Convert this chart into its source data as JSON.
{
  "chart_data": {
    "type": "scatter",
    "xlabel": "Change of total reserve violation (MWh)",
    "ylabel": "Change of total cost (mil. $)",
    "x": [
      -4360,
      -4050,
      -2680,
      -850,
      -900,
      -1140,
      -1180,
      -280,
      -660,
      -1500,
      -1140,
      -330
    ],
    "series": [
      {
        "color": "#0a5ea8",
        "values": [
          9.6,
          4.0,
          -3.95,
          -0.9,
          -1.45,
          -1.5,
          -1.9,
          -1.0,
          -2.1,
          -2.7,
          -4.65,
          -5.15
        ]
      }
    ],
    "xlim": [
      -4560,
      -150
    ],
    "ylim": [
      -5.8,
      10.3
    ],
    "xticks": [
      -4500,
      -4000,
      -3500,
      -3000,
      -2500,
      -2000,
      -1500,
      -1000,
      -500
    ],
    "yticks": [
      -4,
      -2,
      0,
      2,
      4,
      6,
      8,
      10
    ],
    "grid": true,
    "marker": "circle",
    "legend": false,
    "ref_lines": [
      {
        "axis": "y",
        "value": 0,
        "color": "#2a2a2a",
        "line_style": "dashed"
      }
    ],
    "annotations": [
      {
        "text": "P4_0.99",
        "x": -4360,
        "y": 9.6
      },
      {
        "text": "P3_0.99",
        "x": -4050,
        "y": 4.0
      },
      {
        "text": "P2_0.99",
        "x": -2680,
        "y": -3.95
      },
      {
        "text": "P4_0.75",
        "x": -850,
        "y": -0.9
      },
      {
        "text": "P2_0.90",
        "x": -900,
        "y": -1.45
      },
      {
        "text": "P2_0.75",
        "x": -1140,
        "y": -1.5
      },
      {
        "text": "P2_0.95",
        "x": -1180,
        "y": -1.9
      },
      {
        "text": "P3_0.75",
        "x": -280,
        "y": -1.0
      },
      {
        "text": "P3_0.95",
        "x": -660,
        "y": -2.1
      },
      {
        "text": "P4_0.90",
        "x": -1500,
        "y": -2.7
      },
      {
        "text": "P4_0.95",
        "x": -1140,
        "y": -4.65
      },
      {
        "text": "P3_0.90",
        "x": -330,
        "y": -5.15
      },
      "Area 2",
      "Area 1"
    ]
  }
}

_ _ _ _

### INSTRUCTION
Every entry in the listing must be retyped exactly.

### FINISHED ANSWER
Convert this chart into its source data as JSON.
{
  "chart_data": {
    "type": "scatter",
    "xlabel": "Change of total reserve violation (MWh)",
    "ylabel": "Change of total cost (mil. $)",
    "x": [
      -4360,
      -4050,
      -2680,
      -850,
      -900,
      -1140,
      -1180,
      -280,
      -660,
      -1500,
      -1140,
      -330
    ],
    "series": [
      {
        "color": "#0a5ea8",
        "values": [
          9.6,
          4.0,
          -3.95,
          -0.9,
          -1.45,
          -1.5,
          -1.9,
          -1.0,
          -2.1,
          -2.7,
          -4.65,
          -5.15
        ]
      }
    ],
    "xlim": [
      -4560,
      -150
    ],
    "ylim": [
      -5.8,
      10.3
    ],
    "xticks": [
      -4500,
      -4000,
      -3500,
      -3000,
      -2500,
      -2000,
      -1500,
      -1000,
      -500
    ],
    "yticks": [
      -4,
      -2,
      0,
      2,
      4,
      6,
      8,
      10
    ],
    "grid": true,
    "marker": "circle",
    "legend": false,
    "ref_lines": [
      {
        "axis": "y",
        "value": 0,
        "color": "#2a2a2a",
        "line_style": "dashed"
      }
    ],
    "annotations": [
      {
        "text": "P4_0.99",
        "x": -4360,
        "y": 9.6
      },
      {
        "text": "P3_0.99",
        "x": -4050,
        "y": 4.0
      },
      {
        "text": "P2_0.99",
        "x": -2680,
        "y": -3.95
      },
      {
        "text": "P4_0.75",
        "x": -850,
        "y": -0.9
      },
      {
        "text": "P2_0.90",
        "x": -900,
        "y": -1.45
      },
      {
        "text": "P2_0.75",
        "x": -1140,
        "y": -1.5
      },
      {
        "text": "P2_0.95",
        "x": -1180,
        "y": -1.9
      },
      {
        "text": "P3_0.75",
        "x": -280,
        "y": -1.0
      },
      {
        "text": "P3_0.95",
        "x": -660,
        "y": -2.1
      },
      {
        "text": "P4_0.90",
        "x": -1500,
        "y": -2.7
      },
      {
        "text": "P4_0.95",
        "x": -1140,
        "y": -4.65
      },
      {
        "text": "P3_0.90",
        "x": -330,
        "y": -5.15
      },
      "Area 2",
      "Area 1"
    ]
  }
}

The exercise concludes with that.